Material provided |

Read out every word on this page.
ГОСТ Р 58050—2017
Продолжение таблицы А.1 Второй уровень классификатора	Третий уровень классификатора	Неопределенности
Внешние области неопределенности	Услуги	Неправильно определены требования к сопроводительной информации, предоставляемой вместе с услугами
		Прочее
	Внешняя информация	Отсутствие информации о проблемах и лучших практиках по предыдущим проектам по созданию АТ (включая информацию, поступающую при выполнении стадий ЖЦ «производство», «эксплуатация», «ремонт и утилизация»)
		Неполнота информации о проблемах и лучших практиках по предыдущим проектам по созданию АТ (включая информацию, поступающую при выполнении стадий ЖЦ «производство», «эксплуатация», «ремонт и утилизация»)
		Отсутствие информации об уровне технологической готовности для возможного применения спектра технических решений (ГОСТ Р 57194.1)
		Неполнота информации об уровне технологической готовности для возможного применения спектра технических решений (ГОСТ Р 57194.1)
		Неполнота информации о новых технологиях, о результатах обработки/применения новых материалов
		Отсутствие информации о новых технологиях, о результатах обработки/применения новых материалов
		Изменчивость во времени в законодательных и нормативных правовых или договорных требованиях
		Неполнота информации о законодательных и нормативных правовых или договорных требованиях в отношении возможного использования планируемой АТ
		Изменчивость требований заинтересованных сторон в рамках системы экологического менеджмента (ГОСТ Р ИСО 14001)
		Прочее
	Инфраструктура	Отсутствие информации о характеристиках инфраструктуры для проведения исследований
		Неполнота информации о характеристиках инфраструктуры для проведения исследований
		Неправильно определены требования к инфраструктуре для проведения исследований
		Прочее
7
...
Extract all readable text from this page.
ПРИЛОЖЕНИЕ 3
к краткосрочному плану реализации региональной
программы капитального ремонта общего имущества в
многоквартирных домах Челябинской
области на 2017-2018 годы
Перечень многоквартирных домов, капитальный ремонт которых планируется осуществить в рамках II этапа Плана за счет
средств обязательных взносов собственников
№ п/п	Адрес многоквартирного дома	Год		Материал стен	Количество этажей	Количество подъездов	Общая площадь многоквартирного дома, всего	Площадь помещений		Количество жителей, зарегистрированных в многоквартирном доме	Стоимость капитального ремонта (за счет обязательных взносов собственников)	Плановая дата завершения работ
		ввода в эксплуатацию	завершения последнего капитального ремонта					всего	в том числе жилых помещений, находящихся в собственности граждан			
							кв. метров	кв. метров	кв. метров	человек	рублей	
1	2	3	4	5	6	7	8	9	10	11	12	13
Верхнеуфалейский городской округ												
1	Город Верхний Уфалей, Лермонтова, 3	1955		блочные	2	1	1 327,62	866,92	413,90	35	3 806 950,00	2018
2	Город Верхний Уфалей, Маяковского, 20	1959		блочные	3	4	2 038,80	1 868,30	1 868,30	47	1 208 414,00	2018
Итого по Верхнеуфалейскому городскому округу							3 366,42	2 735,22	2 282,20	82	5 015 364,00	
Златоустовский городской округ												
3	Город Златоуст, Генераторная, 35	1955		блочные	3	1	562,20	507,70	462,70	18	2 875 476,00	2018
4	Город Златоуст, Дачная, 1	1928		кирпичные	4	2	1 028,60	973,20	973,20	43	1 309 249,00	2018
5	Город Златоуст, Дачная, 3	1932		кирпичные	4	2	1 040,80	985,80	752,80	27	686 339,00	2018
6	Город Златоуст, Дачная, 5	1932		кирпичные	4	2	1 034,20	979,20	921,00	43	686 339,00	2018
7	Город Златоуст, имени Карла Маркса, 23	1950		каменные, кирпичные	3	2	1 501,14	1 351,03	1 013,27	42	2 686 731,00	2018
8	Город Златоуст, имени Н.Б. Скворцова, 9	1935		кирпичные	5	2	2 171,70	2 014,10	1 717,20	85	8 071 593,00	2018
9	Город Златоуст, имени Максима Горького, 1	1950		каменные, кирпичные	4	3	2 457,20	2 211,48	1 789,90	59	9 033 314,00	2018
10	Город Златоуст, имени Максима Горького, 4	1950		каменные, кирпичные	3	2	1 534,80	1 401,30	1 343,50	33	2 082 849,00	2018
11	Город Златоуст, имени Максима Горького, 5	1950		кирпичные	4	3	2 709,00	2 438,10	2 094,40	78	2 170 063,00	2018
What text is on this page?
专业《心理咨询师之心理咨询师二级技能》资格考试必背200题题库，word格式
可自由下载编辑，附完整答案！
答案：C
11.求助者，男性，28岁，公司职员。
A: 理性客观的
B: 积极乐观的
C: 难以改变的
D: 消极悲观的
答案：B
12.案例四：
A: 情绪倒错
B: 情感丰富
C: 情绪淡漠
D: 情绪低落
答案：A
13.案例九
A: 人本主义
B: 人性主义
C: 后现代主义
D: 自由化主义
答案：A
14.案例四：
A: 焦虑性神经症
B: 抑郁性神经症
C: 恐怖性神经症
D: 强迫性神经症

Your goal |
From the records above, pull out every line containing the word "уровне".

Solved problem |
		Отсутствие информации об уровне технологической готовности для возможного применения спектра технических решений (ГОСТ Р 57194.1)
		Неполнота информации об уровне технологической готовности для возможного применения спектра технических решений (ГОСТ Р 57194.1)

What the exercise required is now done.